### What you need to do
Filter the listing below, copying every line in which the word "Cyril" appears.

### Material supplied
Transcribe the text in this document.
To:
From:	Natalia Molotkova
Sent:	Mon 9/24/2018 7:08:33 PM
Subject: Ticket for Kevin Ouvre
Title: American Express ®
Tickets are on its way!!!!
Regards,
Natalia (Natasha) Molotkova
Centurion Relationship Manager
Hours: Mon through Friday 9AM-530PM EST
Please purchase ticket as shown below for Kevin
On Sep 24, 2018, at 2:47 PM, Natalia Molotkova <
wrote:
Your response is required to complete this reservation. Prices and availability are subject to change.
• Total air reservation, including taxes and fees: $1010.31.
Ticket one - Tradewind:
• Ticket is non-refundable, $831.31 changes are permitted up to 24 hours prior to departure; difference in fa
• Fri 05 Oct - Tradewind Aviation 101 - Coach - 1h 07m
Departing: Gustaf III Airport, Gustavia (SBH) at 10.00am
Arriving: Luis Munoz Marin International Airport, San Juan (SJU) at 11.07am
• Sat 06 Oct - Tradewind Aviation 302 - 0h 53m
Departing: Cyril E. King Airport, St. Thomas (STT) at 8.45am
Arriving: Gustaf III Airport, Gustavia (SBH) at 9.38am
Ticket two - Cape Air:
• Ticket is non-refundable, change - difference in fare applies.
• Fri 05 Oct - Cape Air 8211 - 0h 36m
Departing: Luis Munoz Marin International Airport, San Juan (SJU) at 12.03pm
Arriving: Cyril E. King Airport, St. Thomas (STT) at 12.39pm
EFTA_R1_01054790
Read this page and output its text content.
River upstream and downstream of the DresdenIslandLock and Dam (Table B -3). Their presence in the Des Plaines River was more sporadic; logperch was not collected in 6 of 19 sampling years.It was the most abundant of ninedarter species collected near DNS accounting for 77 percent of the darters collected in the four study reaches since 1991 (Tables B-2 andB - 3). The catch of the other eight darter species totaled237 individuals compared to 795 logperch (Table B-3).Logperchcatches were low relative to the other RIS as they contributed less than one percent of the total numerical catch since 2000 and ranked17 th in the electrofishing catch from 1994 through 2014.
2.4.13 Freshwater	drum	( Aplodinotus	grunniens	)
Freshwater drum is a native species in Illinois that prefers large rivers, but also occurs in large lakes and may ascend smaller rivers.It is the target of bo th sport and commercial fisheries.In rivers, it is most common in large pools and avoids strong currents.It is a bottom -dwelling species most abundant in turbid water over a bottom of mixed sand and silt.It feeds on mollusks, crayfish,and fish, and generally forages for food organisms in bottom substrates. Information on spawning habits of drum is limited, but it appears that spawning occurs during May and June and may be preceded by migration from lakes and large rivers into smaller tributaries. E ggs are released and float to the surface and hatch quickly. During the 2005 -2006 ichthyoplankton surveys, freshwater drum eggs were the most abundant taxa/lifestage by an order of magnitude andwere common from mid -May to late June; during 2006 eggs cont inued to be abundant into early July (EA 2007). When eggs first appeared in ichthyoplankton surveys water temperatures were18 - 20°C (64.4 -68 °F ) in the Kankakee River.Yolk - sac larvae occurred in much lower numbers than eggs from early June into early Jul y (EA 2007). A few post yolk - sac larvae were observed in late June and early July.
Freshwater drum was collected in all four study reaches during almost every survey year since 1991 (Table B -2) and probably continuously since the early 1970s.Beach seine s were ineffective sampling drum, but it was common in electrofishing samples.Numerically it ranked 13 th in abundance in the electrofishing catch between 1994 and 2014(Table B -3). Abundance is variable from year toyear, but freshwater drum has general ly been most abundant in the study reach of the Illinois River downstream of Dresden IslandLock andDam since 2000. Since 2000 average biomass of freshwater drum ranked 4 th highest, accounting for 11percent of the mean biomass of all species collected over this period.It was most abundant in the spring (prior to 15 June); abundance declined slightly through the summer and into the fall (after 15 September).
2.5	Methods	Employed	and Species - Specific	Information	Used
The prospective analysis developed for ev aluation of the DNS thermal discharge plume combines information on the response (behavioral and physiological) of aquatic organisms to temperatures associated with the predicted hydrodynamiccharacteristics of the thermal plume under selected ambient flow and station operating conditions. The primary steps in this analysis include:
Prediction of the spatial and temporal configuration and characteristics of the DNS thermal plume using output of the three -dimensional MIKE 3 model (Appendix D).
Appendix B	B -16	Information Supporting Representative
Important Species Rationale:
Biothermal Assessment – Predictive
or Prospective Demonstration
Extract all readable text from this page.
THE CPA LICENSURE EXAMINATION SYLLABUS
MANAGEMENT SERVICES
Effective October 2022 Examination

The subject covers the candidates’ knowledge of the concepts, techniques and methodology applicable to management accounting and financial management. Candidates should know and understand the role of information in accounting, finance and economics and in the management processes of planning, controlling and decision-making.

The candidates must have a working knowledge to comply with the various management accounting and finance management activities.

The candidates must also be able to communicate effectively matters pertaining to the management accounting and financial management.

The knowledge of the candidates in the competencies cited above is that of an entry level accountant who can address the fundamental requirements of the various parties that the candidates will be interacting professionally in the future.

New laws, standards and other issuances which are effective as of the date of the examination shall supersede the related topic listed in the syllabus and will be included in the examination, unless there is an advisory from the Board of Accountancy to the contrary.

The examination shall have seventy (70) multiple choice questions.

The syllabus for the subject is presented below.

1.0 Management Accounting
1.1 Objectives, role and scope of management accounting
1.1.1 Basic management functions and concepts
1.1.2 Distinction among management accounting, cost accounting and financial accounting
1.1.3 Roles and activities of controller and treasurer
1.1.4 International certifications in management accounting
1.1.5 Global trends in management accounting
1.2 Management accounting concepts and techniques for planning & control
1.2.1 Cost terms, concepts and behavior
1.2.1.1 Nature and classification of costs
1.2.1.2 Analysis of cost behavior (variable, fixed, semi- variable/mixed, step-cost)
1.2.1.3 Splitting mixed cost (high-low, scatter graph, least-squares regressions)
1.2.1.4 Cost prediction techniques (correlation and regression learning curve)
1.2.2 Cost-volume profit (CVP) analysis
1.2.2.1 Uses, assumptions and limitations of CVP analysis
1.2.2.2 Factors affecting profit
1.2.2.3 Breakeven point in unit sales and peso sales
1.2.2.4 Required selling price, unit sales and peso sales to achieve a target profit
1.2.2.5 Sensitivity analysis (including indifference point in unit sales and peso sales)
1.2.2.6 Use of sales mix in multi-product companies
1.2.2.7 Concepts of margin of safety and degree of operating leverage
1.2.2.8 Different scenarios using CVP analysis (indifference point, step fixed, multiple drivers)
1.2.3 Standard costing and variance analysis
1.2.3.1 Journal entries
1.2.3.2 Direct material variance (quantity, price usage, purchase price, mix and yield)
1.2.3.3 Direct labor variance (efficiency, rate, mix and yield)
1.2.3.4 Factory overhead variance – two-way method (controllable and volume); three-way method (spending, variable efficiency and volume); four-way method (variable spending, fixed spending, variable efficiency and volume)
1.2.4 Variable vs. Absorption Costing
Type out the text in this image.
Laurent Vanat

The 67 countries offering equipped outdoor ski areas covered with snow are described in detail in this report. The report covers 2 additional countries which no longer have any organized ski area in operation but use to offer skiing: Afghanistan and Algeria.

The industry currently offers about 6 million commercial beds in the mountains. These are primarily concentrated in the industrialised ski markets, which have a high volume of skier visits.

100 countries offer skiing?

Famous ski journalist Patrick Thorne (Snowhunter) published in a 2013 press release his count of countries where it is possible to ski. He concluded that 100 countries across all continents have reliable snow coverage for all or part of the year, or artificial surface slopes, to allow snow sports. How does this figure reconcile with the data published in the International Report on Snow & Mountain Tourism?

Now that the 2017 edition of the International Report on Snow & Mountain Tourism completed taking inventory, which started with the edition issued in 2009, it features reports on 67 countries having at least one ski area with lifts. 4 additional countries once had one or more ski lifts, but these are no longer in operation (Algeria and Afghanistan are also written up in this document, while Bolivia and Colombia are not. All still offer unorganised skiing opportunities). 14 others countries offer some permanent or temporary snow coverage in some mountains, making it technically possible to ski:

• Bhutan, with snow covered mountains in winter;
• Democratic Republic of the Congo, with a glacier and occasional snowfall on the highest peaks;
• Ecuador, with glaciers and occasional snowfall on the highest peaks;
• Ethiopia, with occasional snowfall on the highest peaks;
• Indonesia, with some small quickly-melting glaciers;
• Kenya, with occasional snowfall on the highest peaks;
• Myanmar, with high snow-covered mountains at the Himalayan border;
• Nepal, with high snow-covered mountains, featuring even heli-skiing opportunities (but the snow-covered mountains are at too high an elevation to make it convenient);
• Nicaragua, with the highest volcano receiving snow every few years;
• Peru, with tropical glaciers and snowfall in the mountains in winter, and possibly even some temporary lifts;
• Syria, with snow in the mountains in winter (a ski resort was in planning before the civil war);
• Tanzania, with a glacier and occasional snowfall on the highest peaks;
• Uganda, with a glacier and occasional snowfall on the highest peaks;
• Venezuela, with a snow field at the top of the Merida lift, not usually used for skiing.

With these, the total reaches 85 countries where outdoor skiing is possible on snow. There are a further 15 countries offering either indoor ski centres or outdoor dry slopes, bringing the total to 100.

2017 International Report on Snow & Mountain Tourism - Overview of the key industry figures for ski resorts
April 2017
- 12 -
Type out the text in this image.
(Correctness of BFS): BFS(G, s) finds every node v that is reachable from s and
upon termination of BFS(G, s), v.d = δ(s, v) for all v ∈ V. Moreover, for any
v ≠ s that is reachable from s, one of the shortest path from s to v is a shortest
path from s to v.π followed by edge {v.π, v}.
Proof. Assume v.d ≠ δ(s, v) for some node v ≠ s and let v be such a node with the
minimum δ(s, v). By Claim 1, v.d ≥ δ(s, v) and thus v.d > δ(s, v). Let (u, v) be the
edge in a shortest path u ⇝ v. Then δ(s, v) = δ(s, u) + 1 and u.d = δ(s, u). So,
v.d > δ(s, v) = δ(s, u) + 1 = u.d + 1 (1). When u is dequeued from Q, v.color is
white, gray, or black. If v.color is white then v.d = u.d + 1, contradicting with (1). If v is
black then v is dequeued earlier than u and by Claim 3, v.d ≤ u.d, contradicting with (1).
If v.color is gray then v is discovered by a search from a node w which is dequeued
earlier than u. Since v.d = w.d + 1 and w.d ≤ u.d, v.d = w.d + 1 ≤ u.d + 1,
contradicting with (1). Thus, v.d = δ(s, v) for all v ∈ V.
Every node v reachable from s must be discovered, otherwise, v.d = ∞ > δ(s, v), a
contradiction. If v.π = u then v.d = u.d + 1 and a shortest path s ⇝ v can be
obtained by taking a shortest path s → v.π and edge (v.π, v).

### Solution for this exercise
Departing: Cyril E. King Airport, St. Thomas (STT) at 8.45am
Arriving: Cyril E. King Airport, St. Thomas (STT) at 12.39pm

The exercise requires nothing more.